_Required task:_ Write the listing below out again exactly, dropping the images.
* BEGIN Input rows *
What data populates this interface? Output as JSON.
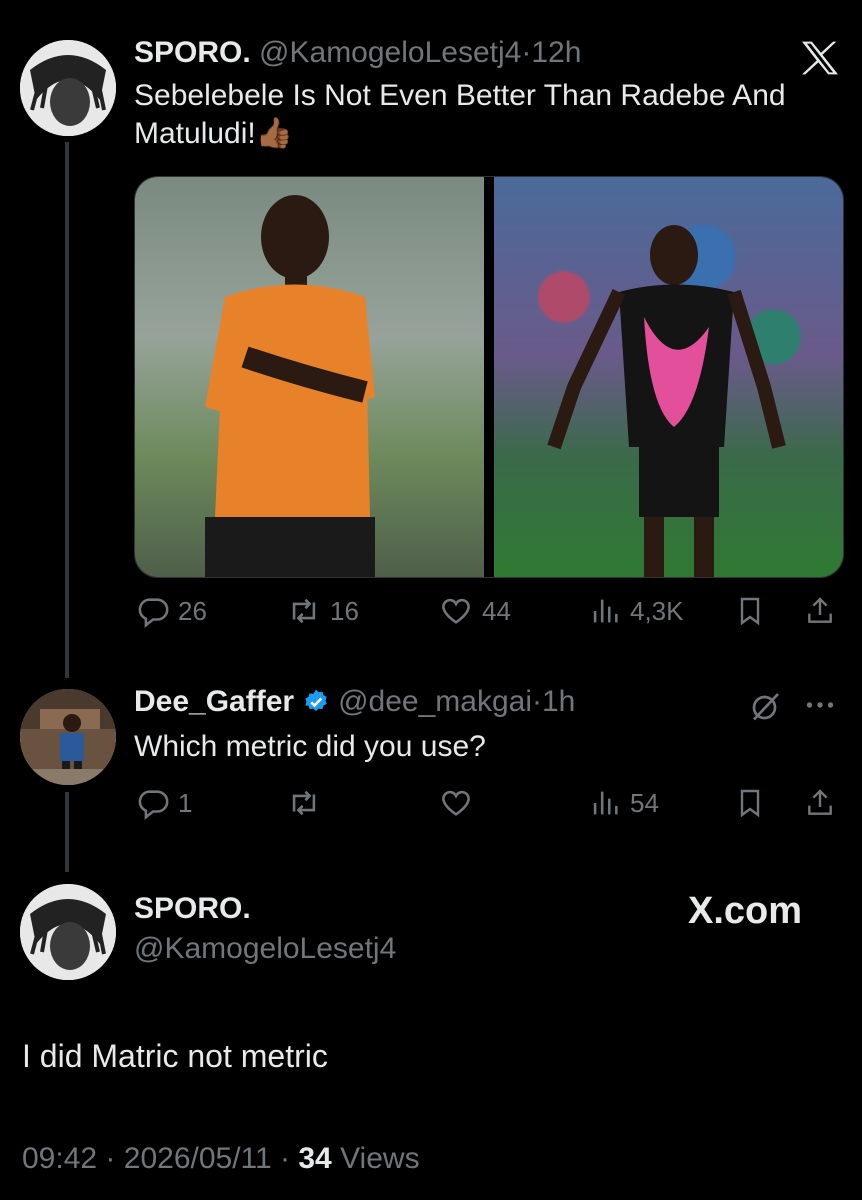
{
  "tweet": {
    "display_name": "SPORO.",
    "handle": "@KamogeloLesetj4",
    "time": "12h",
    "text_line1": "Sebelebele Is Not Even Better Than Radebe And",
    "text_line2": "Matuludi!",
    "emoji": "👍🏾",
    "stats": {
      "replies": "26",
      "retweets": "16",
      "likes": "44",
      "views": "4,3K"
    }
  },
  "reply": {
    "display_name": "Dee_Gaffer",
    "handle": "@dee_makgai",
    "time": "1h",
    "text": "Which metric did you use?",
    "stats": {
      "replies": "1",
      "views": "54"
    }
  },
  "main_reply": {
    "display_name": "SPORO.",
    "handle": "@KamogeloLesetj4",
    "brand": "X.com",
    "text": "I did Matric not metric",
    "time": "09:42",
    "date": "2026/05/11",
    "views_count": "34",
    "views_label": "Views"
  },
  "separator": "·",
  "colors": {
    "background": "#000000",
    "text": "#e7e9ea",
    "muted": "#71767b",
    "verified": "#1d9bf0"
  }
}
* END Input rows *
_Answer to this problem:_
What data populates this interface? Output as JSON.
{
  "tweet": {
    "display_name": "SPORO.",
    "handle": "@KamogeloLesetj4",
    "time": "12h",
    "text_line1": "Sebelebele Is Not Even Better Than Radebe And",
    "text_line2": "Matuludi!",
    "emoji": "👍🏾",
    "stats": {
      "replies": "26",
      "retweets": "16",
      "likes": "44",
      "views": "4,3K"
    }
  },
  "reply": {
    "display_name": "Dee_Gaffer",
    "handle": "@dee_makgai",
    "time": "1h",
    "text": "Which metric did you use?",
    "stats": {
      "replies": "1",
      "views": "54"
    }
  },
  "main_reply": {
    "display_name": "SPORO.",
    "handle": "@KamogeloLesetj4",
    "brand": "X.com",
    "text": "I did Matric not metric",
    "time": "09:42",
    "date": "2026/05/11",
    "views_count": "34",
    "views_label": "Views"
  },
  "separator": "·",
  "colors": {
    "background": "#000000",
    "text": "#e7e9ea",
    "muted": "#71767b",
    "verified": "#1d9bf0"
  }
}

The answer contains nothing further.